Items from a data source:
***

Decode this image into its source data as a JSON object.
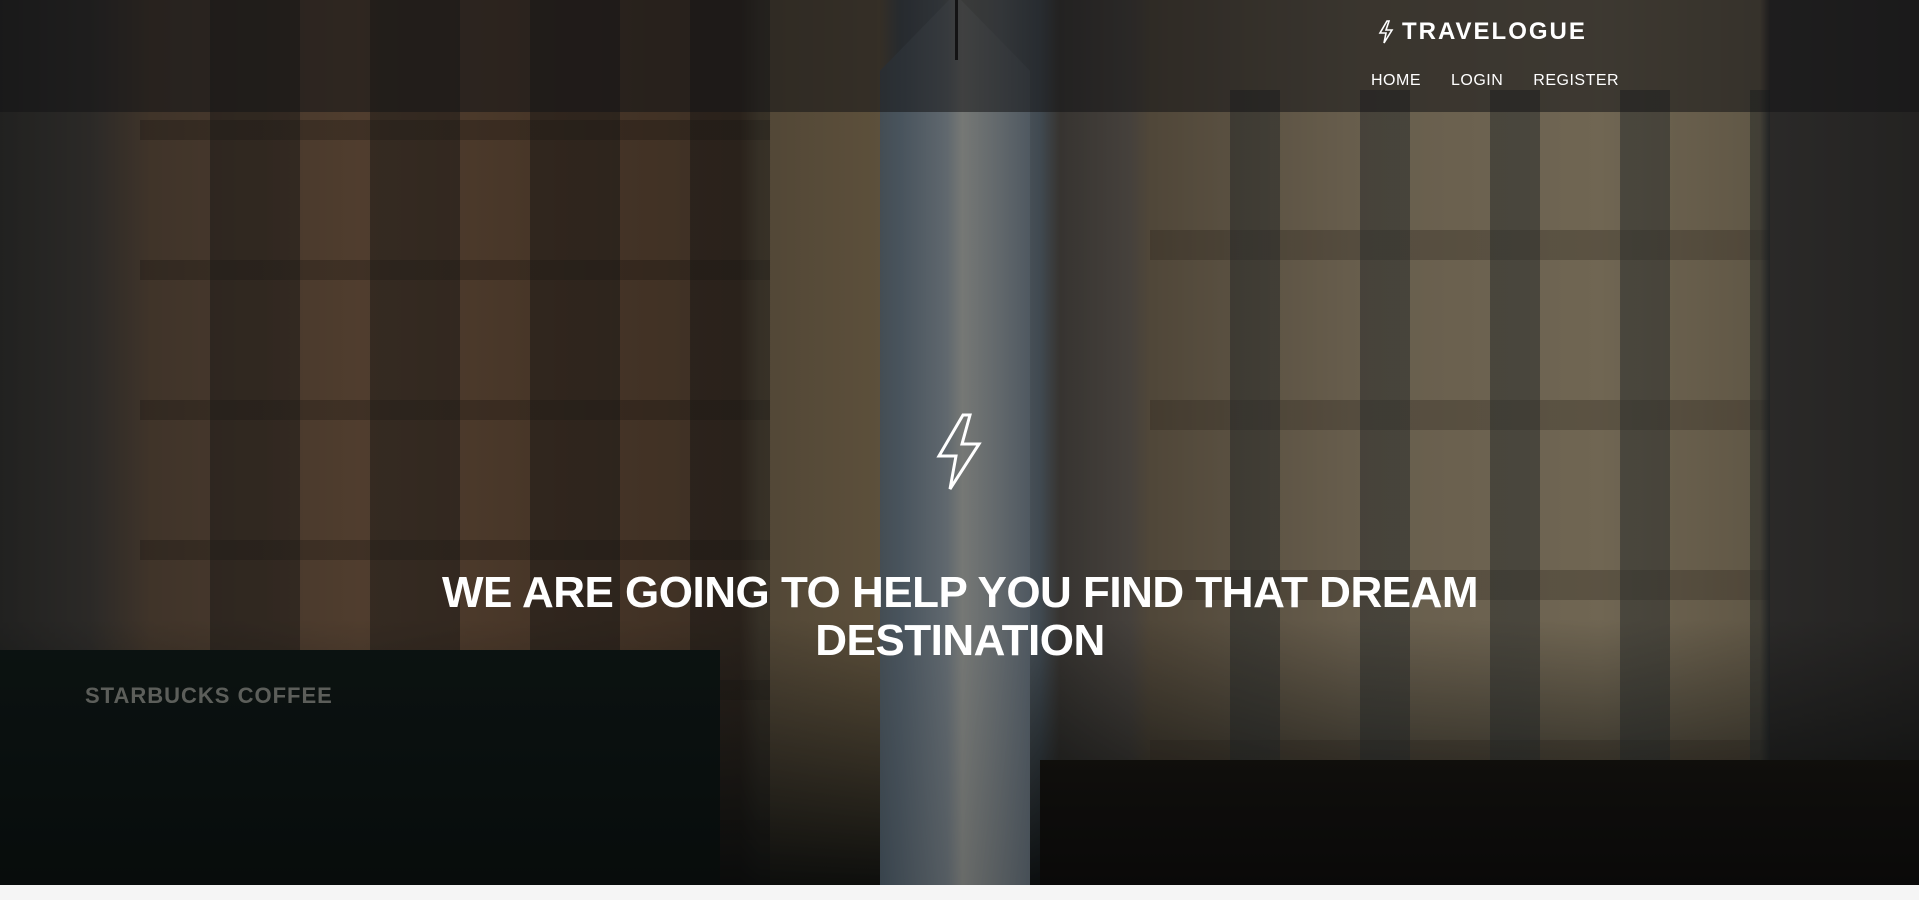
{
  "header": {
    "brand": {
      "icon": "lightning-bolt-icon",
      "name": "TRAVELOGUE"
    },
    "nav": [
      {
        "label": "HOME"
      },
      {
        "label": "LOGIN"
      },
      {
        "label": "REGISTER"
      }
    ]
  },
  "hero": {
    "icon": "lightning-bolt-icon",
    "title": "WE ARE GOING TO HELP YOU FIND THAT DREAM DESTINATION",
    "background_image": {
      "signage": [
        "STARBUCKS COFFEE"
      ]
    }
  },
  "colors": {
    "text": "#ffffff",
    "header_overlay": "rgba(20,20,22,0.55)",
    "page_background": "#f5f5f5"
  }
}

***

== Your goal ==
Each line of the data should be quoted exactly, with pictures left out.

== Output ==
Decode this image into its source data as a JSON object.
{
  "header": {
    "brand": {
      "icon": "lightning-bolt-icon",
      "name": "TRAVELOGUE"
    },
    "nav": [
      {
        "label": "HOME"
      },
      {
        "label": "LOGIN"
      },
      {
        "label": "REGISTER"
      }
    ]
  },
  "hero": {
    "icon": "lightning-bolt-icon",
    "title": "WE ARE GOING TO HELP YOU FIND THAT DREAM DESTINATION",
    "background_image": {
      "signage": [
        "STARBUCKS COFFEE"
      ]
    }
  },
  "colors": {
    "text": "#ffffff",
    "header_overlay": "rgba(20,20,22,0.55)",
    "page_background": "#f5f5f5"
  }
}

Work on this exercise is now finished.